WHAT IS EXPECTED: Transcribe the listing below word for word.

SUPPLIED RECORDS:
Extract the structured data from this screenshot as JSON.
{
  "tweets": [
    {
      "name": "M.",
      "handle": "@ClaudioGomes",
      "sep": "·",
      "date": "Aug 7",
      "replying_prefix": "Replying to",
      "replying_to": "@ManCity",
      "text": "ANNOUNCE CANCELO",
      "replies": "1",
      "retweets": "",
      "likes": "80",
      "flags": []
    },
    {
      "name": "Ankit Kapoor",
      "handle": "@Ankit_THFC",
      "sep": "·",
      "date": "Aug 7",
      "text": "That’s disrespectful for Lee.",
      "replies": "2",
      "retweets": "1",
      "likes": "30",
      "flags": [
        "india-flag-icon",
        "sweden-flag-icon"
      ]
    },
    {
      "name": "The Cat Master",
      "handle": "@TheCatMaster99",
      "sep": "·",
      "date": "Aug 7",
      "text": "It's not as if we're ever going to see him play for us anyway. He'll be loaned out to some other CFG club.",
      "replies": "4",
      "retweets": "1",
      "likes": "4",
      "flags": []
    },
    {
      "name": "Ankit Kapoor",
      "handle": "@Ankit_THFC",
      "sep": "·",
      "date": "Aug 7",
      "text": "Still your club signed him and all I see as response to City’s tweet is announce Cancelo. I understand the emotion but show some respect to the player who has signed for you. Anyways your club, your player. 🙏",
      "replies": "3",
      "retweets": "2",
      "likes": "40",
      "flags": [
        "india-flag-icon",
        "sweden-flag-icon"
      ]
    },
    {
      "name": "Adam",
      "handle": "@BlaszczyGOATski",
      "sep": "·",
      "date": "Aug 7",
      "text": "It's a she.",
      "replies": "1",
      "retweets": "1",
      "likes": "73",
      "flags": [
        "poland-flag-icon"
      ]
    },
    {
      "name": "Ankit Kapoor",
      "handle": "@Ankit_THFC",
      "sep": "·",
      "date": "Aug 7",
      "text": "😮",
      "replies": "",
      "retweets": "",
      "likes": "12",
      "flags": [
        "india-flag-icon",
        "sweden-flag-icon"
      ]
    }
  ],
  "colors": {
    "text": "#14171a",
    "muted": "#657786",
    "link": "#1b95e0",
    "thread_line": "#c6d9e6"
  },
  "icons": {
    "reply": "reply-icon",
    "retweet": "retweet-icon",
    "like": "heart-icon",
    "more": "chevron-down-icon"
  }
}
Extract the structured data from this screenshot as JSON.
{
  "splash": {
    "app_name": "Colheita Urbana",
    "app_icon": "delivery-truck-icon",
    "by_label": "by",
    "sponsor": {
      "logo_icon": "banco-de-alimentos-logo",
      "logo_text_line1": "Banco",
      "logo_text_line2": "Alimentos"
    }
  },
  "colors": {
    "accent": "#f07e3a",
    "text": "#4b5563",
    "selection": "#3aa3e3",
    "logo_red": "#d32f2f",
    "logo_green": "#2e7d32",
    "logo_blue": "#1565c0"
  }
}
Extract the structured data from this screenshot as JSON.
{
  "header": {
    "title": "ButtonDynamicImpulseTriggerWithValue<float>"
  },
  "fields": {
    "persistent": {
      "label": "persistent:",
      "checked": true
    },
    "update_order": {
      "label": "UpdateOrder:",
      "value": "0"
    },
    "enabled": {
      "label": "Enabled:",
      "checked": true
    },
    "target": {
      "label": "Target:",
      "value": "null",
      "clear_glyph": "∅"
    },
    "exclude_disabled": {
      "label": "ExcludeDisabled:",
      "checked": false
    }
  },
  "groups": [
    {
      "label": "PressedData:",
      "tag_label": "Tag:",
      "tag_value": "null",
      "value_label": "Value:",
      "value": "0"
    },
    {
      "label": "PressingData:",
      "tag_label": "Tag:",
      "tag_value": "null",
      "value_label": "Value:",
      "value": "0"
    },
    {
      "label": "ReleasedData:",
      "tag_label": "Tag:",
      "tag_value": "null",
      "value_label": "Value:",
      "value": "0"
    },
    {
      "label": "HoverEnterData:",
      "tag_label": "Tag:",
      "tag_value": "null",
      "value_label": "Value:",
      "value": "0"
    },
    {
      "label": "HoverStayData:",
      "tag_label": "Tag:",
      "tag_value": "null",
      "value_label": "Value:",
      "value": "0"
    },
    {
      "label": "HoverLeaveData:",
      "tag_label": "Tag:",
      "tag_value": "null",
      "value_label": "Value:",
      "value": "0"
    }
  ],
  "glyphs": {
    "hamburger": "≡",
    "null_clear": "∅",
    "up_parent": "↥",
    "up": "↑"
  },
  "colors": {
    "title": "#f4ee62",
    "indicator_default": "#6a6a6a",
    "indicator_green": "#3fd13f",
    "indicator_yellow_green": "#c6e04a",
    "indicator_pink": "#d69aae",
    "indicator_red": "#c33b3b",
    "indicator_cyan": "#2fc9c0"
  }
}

ANSWER FOR THIS EXERCISE:
Extract the structured data from this screenshot as JSON.
{
  "tweets": [
    {
      "name": "M.",
      "handle": "@ClaudioGomes",
      "sep": "·",
      "date": "Aug 7",
      "replying_prefix": "Replying to",
      "replying_to": "@ManCity",
      "text": "ANNOUNCE CANCELO",
      "replies": "1",
      "retweets": "",
      "likes": "80",
      "flags": []
    },
    {
      "name": "Ankit Kapoor",
      "handle": "@Ankit_THFC",
      "sep": "·",
      "date": "Aug 7",
      "text": "That’s disrespectful for Lee.",
      "replies": "2",
      "retweets": "1",
      "likes": "30",
      "flags": [
        "india-flag-icon",
        "sweden-flag-icon"
      ]
    },
    {
      "name": "The Cat Master",
      "handle": "@TheCatMaster99",
      "sep": "·",
      "date": "Aug 7",
      "text": "It's not as if we're ever going to see him play for us anyway. He'll be loaned out to some other CFG club.",
      "replies": "4",
      "retweets": "1",
      "likes": "4",
      "flags": []
    },
    {
      "name": "Ankit Kapoor",
      "handle": "@Ankit_THFC",
      "sep": "·",
      "date": "Aug 7",
      "text": "Still your club signed him and all I see as response to City’s tweet is announce Cancelo. I understand the emotion but show some respect to the player who has signed for you. Anyways your club, your player. 🙏",
      "replies": "3",
      "retweets": "2",
      "likes": "40",
      "flags": [
        "india-flag-icon",
        "sweden-flag-icon"
      ]
    },
    {
      "name": "Adam",
      "handle": "@BlaszczyGOATski",
      "sep": "·",
      "date": "Aug 7",
      "text": "It's a she.",
      "replies": "1",
      "retweets": "1",
      "likes": "73",
      "flags": [
        "poland-flag-icon"
      ]
    },
    {
      "name": "Ankit Kapoor",
      "handle": "@Ankit_THFC",
      "sep": "·",
      "date": "Aug 7",
      "text": "😮",
      "replies": "",
      "retweets": "",
      "likes": "12",
      "flags": [
        "india-flag-icon",
        "sweden-flag-icon"
      ]
    }
  ],
  "colors": {
    "text": "#14171a",
    "muted": "#657786",
    "link": "#1b95e0",
    "thread_line": "#c6d9e6"
  },
  "icons": {
    "reply": "reply-icon",
    "retweet": "retweet-icon",
    "like": "heart-icon",
    "more": "chevron-down-icon"
  }
}
Extract the structured data from this screenshot as JSON.
{
  "splash": {
    "app_name": "Colheita Urbana",
    "app_icon": "delivery-truck-icon",
    "by_label": "by",
    "sponsor": {
      "logo_icon": "banco-de-alimentos-logo",
      "logo_text_line1": "Banco",
      "logo_text_line2": "Alimentos"
    }
  },
  "colors": {
    "accent": "#f07e3a",
    "text": "#4b5563",
    "selection": "#3aa3e3",
    "logo_red": "#d32f2f",
    "logo_green": "#2e7d32",
    "logo_blue": "#1565c0"
  }
}
Extract the structured data from this screenshot as JSON.
{
  "header": {
    "title": "ButtonDynamicImpulseTriggerWithValue<float>"
  },
  "fields": {
    "persistent": {
      "label": "persistent:",
      "checked": true
    },
    "update_order": {
      "label": "UpdateOrder:",
      "value": "0"
    },
    "enabled": {
      "label": "Enabled:",
      "checked": true
    },
    "target": {
      "label": "Target:",
      "value": "null",
      "clear_glyph": "∅"
    },
    "exclude_disabled": {
      "label": "ExcludeDisabled:",
      "checked": false
    }
  },
  "groups": [
    {
      "label": "PressedData:",
      "tag_label": "Tag:",
      "tag_value": "null",
      "value_label": "Value:",
      "value": "0"
    },
    {
      "label": "PressingData:",
      "tag_label": "Tag:",
      "tag_value": "null",
      "value_label": "Value:",
      "value": "0"
    },
    {
      "label": "ReleasedData:",
      "tag_label": "Tag:",
      "tag_value": "null",
      "value_label": "Value:",
      "value": "0"
    },
    {
      "label": "HoverEnterData:",
      "tag_label": "Tag:",
      "tag_value": "null",
      "value_label": "Value:",
      "value": "0"
    },
    {
      "label": "HoverStayData:",
      "tag_label": "Tag:",
      "tag_value": "null",
      "value_label": "Value:",
      "value": "0"
    },
    {
      "label": "HoverLeaveData:",
      "tag_label": "Tag:",
      "tag_value": "null",
      "value_label": "Value:",
      "value": "0"
    }
  ],
  "glyphs": {
    "hamburger": "≡",
    "null_clear": "∅",
    "up_parent": "↥",
    "up": "↑"
  },
  "colors": {
    "title": "#f4ee62",
    "indicator_default": "#6a6a6a",
    "indicator_green": "#3fd13f",
    "indicator_yellow_green": "#c6e04a",
    "indicator_pink": "#d69aae",
    "indicator_red": "#c33b3b",
    "indicator_cyan": "#2fc9c0"
  }
}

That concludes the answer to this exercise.